▶ **Exercise directions**
Read the listing and extract each line that includes the word "野菜価格高騰時の".

Entries with figure data:
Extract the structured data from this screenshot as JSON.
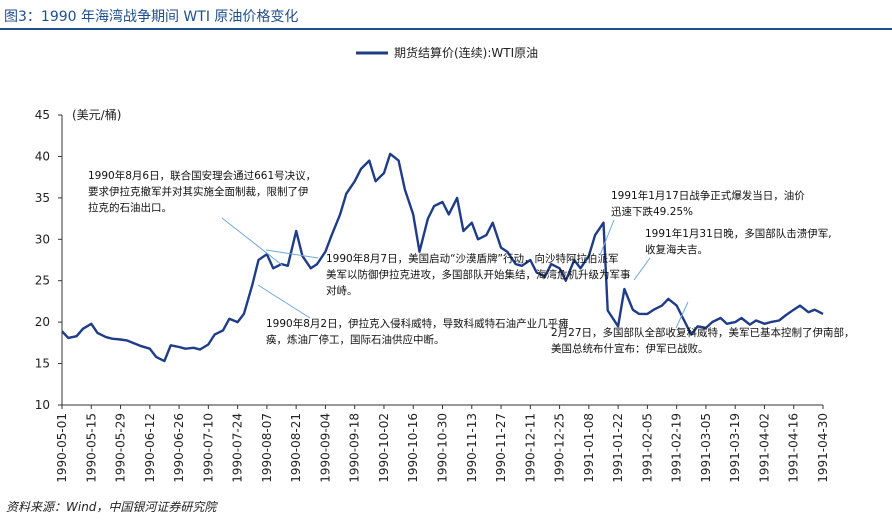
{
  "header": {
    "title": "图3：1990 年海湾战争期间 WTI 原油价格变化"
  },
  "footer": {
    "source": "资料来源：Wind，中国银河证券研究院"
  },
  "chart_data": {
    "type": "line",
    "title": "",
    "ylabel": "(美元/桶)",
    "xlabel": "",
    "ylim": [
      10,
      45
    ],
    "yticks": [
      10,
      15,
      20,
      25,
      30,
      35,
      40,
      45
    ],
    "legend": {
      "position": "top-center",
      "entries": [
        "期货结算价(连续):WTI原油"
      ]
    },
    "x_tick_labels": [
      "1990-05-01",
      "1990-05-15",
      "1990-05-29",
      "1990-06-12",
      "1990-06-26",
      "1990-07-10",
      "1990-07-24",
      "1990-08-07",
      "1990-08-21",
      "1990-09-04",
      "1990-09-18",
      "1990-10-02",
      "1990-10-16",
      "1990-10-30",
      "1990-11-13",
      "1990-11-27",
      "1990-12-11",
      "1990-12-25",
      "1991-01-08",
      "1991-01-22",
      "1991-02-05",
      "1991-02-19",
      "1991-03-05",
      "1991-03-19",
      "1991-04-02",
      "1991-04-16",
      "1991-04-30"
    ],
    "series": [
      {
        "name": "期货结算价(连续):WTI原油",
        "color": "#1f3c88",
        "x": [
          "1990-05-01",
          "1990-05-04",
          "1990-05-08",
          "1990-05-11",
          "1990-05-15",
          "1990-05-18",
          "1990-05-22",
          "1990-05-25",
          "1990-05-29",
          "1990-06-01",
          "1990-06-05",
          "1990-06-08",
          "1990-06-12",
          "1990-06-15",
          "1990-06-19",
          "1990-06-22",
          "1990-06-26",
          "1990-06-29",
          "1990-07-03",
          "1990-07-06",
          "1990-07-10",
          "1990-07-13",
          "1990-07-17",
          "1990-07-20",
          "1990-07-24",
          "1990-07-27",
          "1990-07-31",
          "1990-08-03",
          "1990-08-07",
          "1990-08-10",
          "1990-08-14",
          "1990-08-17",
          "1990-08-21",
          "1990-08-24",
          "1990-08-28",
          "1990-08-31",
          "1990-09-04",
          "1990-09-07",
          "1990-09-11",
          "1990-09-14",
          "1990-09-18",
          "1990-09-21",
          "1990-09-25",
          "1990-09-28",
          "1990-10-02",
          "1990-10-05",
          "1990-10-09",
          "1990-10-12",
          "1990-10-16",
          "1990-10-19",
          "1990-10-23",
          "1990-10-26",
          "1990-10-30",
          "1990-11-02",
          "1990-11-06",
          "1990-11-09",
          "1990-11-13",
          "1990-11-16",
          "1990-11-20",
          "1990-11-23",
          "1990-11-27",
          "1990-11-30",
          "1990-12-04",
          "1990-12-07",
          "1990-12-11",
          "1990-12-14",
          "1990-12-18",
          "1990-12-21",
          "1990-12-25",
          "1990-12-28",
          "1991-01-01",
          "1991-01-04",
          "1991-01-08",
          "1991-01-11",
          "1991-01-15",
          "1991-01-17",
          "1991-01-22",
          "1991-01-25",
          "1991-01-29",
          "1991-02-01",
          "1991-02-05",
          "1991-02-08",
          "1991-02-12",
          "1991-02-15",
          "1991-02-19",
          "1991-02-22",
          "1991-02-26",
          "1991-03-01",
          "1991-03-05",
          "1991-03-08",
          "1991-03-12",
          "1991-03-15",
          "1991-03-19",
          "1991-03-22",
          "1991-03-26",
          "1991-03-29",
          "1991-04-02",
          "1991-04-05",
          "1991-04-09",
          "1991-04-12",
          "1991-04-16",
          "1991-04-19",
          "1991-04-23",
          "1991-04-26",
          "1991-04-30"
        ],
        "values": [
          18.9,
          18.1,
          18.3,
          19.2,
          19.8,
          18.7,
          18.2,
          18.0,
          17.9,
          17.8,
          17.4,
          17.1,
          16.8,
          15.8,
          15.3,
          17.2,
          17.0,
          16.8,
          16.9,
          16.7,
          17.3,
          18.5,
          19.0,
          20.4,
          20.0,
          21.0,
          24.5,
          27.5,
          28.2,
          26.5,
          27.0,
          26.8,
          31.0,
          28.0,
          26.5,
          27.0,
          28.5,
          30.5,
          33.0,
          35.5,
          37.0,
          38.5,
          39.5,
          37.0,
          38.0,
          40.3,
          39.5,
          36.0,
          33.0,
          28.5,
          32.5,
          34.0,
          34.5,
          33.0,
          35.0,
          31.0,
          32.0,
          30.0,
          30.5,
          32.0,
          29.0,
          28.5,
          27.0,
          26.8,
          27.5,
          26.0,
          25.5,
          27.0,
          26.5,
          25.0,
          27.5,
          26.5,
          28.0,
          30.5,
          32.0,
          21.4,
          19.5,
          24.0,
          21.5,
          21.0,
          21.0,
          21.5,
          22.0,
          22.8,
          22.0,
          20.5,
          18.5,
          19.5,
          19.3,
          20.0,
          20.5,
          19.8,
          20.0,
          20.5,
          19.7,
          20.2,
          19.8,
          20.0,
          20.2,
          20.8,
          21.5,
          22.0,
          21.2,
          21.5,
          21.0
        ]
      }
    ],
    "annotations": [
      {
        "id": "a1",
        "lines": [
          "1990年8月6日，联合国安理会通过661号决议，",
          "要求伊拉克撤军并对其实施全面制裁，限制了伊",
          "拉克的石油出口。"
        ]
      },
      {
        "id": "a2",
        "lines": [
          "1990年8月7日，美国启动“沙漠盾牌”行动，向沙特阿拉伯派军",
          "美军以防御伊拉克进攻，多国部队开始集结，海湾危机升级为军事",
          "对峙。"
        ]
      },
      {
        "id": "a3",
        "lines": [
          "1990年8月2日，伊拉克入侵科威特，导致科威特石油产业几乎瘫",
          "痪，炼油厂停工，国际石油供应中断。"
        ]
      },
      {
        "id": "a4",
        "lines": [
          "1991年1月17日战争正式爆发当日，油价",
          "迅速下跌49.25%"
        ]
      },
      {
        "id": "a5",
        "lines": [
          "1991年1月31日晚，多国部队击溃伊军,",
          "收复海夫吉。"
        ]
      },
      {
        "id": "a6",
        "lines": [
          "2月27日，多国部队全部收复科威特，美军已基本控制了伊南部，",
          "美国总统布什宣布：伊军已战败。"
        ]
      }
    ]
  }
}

---

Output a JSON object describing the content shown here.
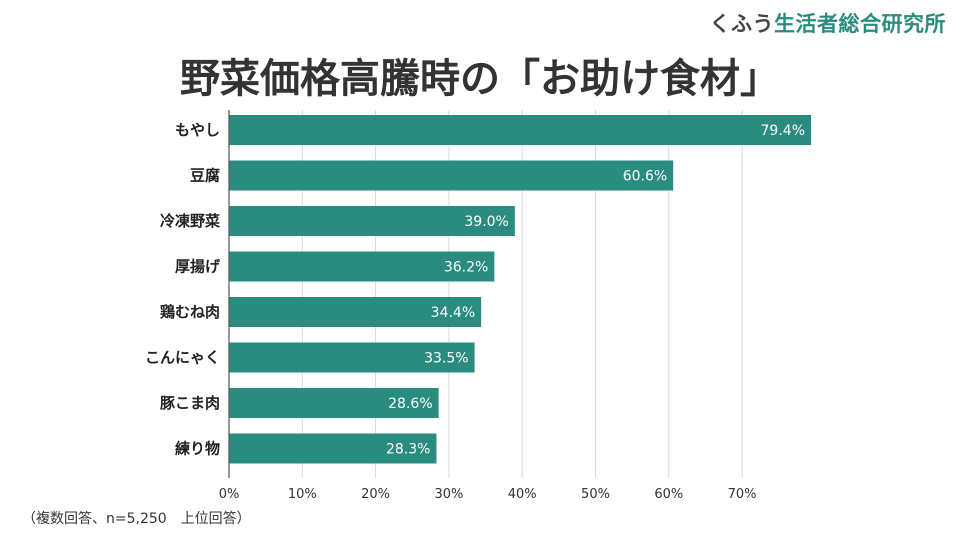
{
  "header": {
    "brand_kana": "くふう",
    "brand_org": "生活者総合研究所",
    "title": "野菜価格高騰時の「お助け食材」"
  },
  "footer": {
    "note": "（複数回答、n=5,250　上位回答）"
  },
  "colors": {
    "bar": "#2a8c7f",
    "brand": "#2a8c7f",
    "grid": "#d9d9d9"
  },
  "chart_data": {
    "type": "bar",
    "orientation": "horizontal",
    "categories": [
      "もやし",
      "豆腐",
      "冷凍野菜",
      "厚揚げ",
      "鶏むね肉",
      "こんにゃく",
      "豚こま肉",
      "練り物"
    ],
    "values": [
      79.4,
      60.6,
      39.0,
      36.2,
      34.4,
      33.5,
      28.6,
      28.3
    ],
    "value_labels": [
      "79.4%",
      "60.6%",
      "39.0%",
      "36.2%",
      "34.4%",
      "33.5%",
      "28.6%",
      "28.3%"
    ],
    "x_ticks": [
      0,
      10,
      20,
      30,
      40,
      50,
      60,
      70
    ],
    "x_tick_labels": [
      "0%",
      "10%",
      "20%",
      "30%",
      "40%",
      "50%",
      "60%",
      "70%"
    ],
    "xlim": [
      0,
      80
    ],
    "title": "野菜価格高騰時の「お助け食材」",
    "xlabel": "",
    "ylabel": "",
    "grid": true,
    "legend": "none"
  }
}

▶ **Full response**
    "title": "野菜価格高騰時の「お助け食材」"
    "title": "野菜価格高騰時の「お助け食材」",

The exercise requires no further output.